Data shown:
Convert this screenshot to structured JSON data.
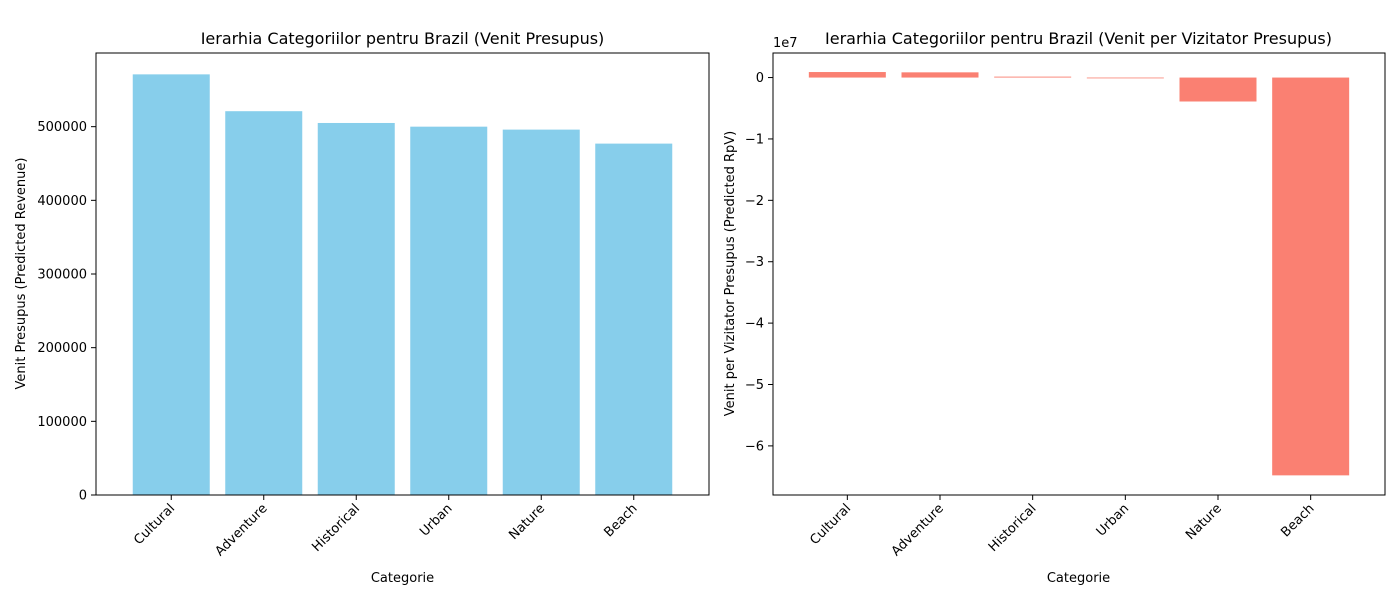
{
  "chart_data": [
    {
      "type": "bar",
      "title": "Ierarhia Categoriilor pentru Brazil (Venit Presupus)",
      "xlabel": "Categorie",
      "ylabel": "Venit Presupus (Predicted Revenue)",
      "categories": [
        "Cultural",
        "Adventure",
        "Historical",
        "Urban",
        "Nature",
        "Beach"
      ],
      "values": [
        571000,
        521000,
        505000,
        500000,
        496000,
        477000
      ],
      "ylim": [
        0,
        600000
      ],
      "yticks": [
        0,
        100000,
        200000,
        300000,
        400000,
        500000
      ],
      "ytick_labels": [
        "0",
        "100000",
        "200000",
        "300000",
        "400000",
        "500000"
      ],
      "offset_label": "",
      "color": "#87ceeb",
      "grid": false,
      "xtick_rotation": 45
    },
    {
      "type": "bar",
      "title": "Ierarhia Categoriilor pentru Brazil (Venit per Vizitator Presupus)",
      "xlabel": "Categorie",
      "ylabel": "Venit per Vizitator Presupus (Predicted RpV)",
      "categories": [
        "Cultural",
        "Adventure",
        "Historical",
        "Urban",
        "Nature",
        "Beach"
      ],
      "values": [
        900000,
        850000,
        150000,
        0,
        -3900000,
        -64800000
      ],
      "ylim": [
        -68000000,
        4000000
      ],
      "yticks": [
        0,
        -10000000,
        -20000000,
        -30000000,
        -40000000,
        -50000000,
        -60000000
      ],
      "ytick_labels": [
        "0",
        "−1",
        "−2",
        "−3",
        "−4",
        "−5",
        "−6"
      ],
      "offset_label": "1e7",
      "color": "#fa8072",
      "grid": false,
      "xtick_rotation": 45
    }
  ]
}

Written instruction: Print out the material word for word, omitting the pictures.

Task output:
Convert this screenshot to structured JSON data.
{
  "chart_data": [
    {
      "type": "bar",
      "title": "Ierarhia Categoriilor pentru Brazil (Venit Presupus)",
      "xlabel": "Categorie",
      "ylabel": "Venit Presupus (Predicted Revenue)",
      "categories": [
        "Cultural",
        "Adventure",
        "Historical",
        "Urban",
        "Nature",
        "Beach"
      ],
      "values": [
        571000,
        521000,
        505000,
        500000,
        496000,
        477000
      ],
      "ylim": [
        0,
        600000
      ],
      "yticks": [
        0,
        100000,
        200000,
        300000,
        400000,
        500000
      ],
      "ytick_labels": [
        "0",
        "100000",
        "200000",
        "300000",
        "400000",
        "500000"
      ],
      "offset_label": "",
      "color": "#87ceeb",
      "grid": false,
      "xtick_rotation": 45
    },
    {
      "type": "bar",
      "title": "Ierarhia Categoriilor pentru Brazil (Venit per Vizitator Presupus)",
      "xlabel": "Categorie",
      "ylabel": "Venit per Vizitator Presupus (Predicted RpV)",
      "categories": [
        "Cultural",
        "Adventure",
        "Historical",
        "Urban",
        "Nature",
        "Beach"
      ],
      "values": [
        900000,
        850000,
        150000,
        0,
        -3900000,
        -64800000
      ],
      "ylim": [
        -68000000,
        4000000
      ],
      "yticks": [
        0,
        -10000000,
        -20000000,
        -30000000,
        -40000000,
        -50000000,
        -60000000
      ],
      "ytick_labels": [
        "0",
        "−1",
        "−2",
        "−3",
        "−4",
        "−5",
        "−6"
      ],
      "offset_label": "1e7",
      "color": "#fa8072",
      "grid": false,
      "xtick_rotation": 45
    }
  ]
}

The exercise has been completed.